> [Problem to solve]:
Wherever a line below holds the word "kakarvittacampus", copy that line.

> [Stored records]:
## START

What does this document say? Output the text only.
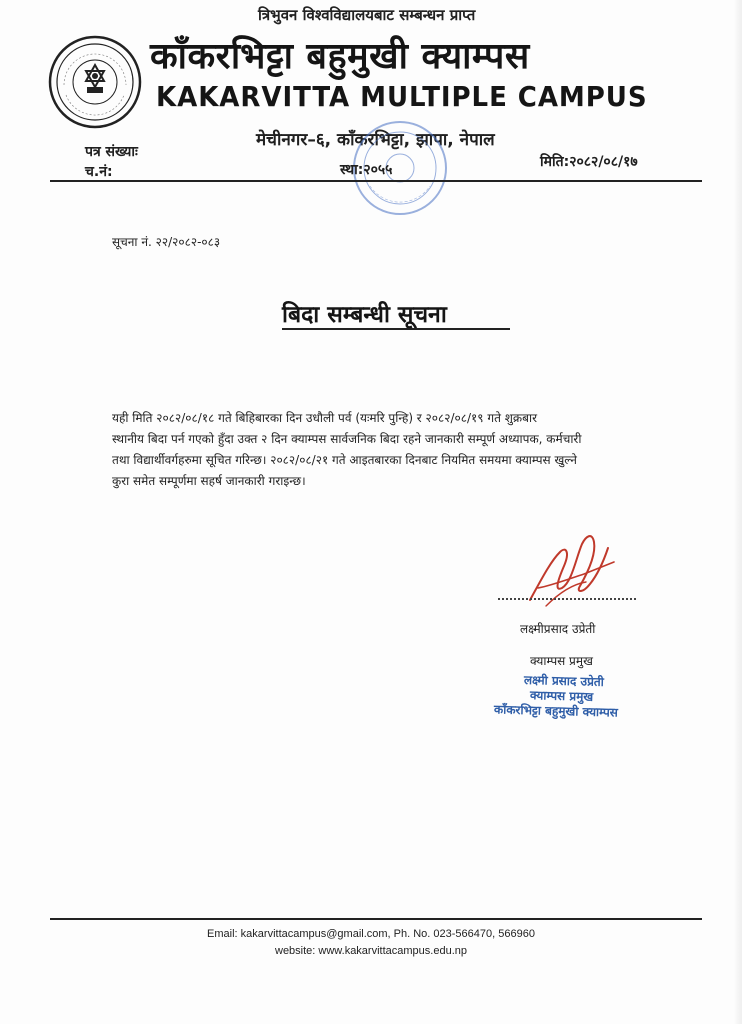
त्रिभुवन विश्वविद्यालयबाट सम्बन्धन प्राप्त
काँकरभिट्टा बहुमुखी क्याम्पस
KAKARVITTA MULTIPLE CAMPUS
मेचीनगर–६, काँकरभिट्टा, झापा, नेपाल
पत्र संख्याः
च.नं:	स्था:२०५५	मिति:२०८२/०८/१७
सूचना नं. २२/२०८२-०८३
बिदा सम्बन्धी सूचना
यही मिति २०८२/०८/१८ गते बिहिबारका दिन उधौली पर्व (यःमरि पुन्हि) र २०८२/०८/१९ गते शुक्रबार
स्थानीय बिदा पर्न गएको हुँदा उक्त २ दिन क्याम्पस सार्वजनिक बिदा रहने जानकारी सम्पूर्ण अध्यापक, कर्मचारी
तथा विद्यार्थीवर्गहरुमा सूचित गरिन्छ। २०८२/०८/२१ गते आइतबारका दिनबाट नियमित समयमा क्याम्पस खुल्ने
कुरा समेत सम्पूर्णमा सहर्ष जानकारी गराइन्छ।
लक्ष्मीप्रसाद उप्रेती
क्याम्पस प्रमुख
लक्ष्मी प्रसाद उप्रेती
क्याम्पस प्रमुख
काँकरभिट्टा बहुमुखी क्याम्पस
Email: kakarvittacampus@gmail.com, Ph. No. 023-566470, 566960
website: www.kakarvittacampus.edu.np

## END

> [Answer to the task]:
Email: kakarvittacampus@gmail.com, Ph. No. 023-566470, 566960
website: www.kakarvittacampus.edu.np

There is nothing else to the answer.